[Dataset entries]
--------------------------------
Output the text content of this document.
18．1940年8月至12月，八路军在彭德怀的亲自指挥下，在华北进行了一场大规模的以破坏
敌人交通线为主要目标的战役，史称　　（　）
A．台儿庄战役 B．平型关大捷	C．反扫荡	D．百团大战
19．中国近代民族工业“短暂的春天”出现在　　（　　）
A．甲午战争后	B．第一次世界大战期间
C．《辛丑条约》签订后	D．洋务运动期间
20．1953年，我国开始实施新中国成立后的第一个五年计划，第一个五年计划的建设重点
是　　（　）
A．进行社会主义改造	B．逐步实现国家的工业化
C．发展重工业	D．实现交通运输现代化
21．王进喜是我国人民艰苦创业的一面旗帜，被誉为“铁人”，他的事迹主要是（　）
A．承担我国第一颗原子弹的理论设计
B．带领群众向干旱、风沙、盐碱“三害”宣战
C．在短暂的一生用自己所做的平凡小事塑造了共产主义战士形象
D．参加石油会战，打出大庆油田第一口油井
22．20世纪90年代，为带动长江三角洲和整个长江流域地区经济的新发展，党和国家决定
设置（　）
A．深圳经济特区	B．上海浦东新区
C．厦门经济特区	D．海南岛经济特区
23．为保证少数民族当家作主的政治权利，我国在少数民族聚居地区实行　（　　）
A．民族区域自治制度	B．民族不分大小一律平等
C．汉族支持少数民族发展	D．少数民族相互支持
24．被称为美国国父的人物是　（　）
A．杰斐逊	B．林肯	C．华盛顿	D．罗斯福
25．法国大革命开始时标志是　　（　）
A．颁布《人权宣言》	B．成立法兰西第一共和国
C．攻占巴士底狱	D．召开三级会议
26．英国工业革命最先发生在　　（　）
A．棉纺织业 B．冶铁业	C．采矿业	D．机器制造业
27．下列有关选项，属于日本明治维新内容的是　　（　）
--------------------------------
_Task prompt_.
Return the listing above word for word.

_Task solution_.
Output the text content of this document.
18．1940年8月至12月，八路军在彭德怀的亲自指挥下，在华北进行了一场大规模的以破坏
敌人交通线为主要目标的战役，史称　　（　）
A．台儿庄战役 B．平型关大捷	C．反扫荡	D．百团大战
19．中国近代民族工业“短暂的春天”出现在　　（　　）
A．甲午战争后	B．第一次世界大战期间
C．《辛丑条约》签订后	D．洋务运动期间
20．1953年，我国开始实施新中国成立后的第一个五年计划，第一个五年计划的建设重点
是　　（　）
A．进行社会主义改造	B．逐步实现国家的工业化
C．发展重工业	D．实现交通运输现代化
21．王进喜是我国人民艰苦创业的一面旗帜，被誉为“铁人”，他的事迹主要是（　）
A．承担我国第一颗原子弹的理论设计
B．带领群众向干旱、风沙、盐碱“三害”宣战
C．在短暂的一生用自己所做的平凡小事塑造了共产主义战士形象
D．参加石油会战，打出大庆油田第一口油井
22．20世纪90年代，为带动长江三角洲和整个长江流域地区经济的新发展，党和国家决定
设置（　）
A．深圳经济特区	B．上海浦东新区
C．厦门经济特区	D．海南岛经济特区
23．为保证少数民族当家作主的政治权利，我国在少数民族聚居地区实行　（　　）
A．民族区域自治制度	B．民族不分大小一律平等
C．汉族支持少数民族发展	D．少数民族相互支持
24．被称为美国国父的人物是　（　）
A．杰斐逊	B．林肯	C．华盛顿	D．罗斯福
25．法国大革命开始时标志是　　（　）
A．颁布《人权宣言》	B．成立法兰西第一共和国
C．攻占巴士底狱	D．召开三级会议
26．英国工业革命最先发生在　　（　）
A．棉纺织业 B．冶铁业	C．采矿业	D．机器制造业
27．下列有关选项，属于日本明治维新内容的是　　（　）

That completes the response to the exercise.